§ DIRECTION
Exact repetition is required: output every record in full.

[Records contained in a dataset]
################

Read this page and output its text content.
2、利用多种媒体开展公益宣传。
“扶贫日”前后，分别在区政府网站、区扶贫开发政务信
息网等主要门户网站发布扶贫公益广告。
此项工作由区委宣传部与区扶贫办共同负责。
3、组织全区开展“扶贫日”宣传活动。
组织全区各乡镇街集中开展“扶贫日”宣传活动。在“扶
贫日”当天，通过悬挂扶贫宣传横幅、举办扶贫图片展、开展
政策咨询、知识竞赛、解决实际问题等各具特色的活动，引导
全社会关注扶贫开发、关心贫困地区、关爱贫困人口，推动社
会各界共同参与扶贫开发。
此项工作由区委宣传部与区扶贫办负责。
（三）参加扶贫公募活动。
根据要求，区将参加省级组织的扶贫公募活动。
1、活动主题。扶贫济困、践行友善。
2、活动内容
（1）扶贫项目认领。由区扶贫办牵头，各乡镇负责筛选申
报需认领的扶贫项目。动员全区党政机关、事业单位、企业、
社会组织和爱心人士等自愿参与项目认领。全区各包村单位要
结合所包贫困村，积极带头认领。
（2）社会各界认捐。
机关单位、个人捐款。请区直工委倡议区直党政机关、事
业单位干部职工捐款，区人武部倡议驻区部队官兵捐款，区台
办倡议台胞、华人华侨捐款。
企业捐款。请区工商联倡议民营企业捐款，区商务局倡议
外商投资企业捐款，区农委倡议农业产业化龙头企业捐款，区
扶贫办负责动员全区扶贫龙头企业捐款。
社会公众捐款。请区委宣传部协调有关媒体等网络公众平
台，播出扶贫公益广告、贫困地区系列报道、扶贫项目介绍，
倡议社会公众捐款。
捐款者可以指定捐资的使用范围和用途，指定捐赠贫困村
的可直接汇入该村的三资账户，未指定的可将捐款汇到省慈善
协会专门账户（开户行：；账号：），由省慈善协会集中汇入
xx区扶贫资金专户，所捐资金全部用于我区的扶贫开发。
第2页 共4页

################

§ FULL RESPONSE
Read this page and output its text content.
2、利用多种媒体开展公益宣传。
“扶贫日”前后，分别在区政府网站、区扶贫开发政务信
息网等主要门户网站发布扶贫公益广告。
此项工作由区委宣传部与区扶贫办共同负责。
3、组织全区开展“扶贫日”宣传活动。
组织全区各乡镇街集中开展“扶贫日”宣传活动。在“扶
贫日”当天，通过悬挂扶贫宣传横幅、举办扶贫图片展、开展
政策咨询、知识竞赛、解决实际问题等各具特色的活动，引导
全社会关注扶贫开发、关心贫困地区、关爱贫困人口，推动社
会各界共同参与扶贫开发。
此项工作由区委宣传部与区扶贫办负责。
（三）参加扶贫公募活动。
根据要求，区将参加省级组织的扶贫公募活动。
1、活动主题。扶贫济困、践行友善。
2、活动内容
（1）扶贫项目认领。由区扶贫办牵头，各乡镇负责筛选申
报需认领的扶贫项目。动员全区党政机关、事业单位、企业、
社会组织和爱心人士等自愿参与项目认领。全区各包村单位要
结合所包贫困村，积极带头认领。
（2）社会各界认捐。
机关单位、个人捐款。请区直工委倡议区直党政机关、事
业单位干部职工捐款，区人武部倡议驻区部队官兵捐款，区台
办倡议台胞、华人华侨捐款。
企业捐款。请区工商联倡议民营企业捐款，区商务局倡议
外商投资企业捐款，区农委倡议农业产业化龙头企业捐款，区
扶贫办负责动员全区扶贫龙头企业捐款。
社会公众捐款。请区委宣传部协调有关媒体等网络公众平
台，播出扶贫公益广告、贫困地区系列报道、扶贫项目介绍，
倡议社会公众捐款。
捐款者可以指定捐资的使用范围和用途，指定捐赠贫困村
的可直接汇入该村的三资账户，未指定的可将捐款汇到省慈善
协会专门账户（开户行：；账号：），由省慈善协会集中汇入
xx区扶贫资金专户，所捐资金全部用于我区的扶贫开发。
第2页 共4页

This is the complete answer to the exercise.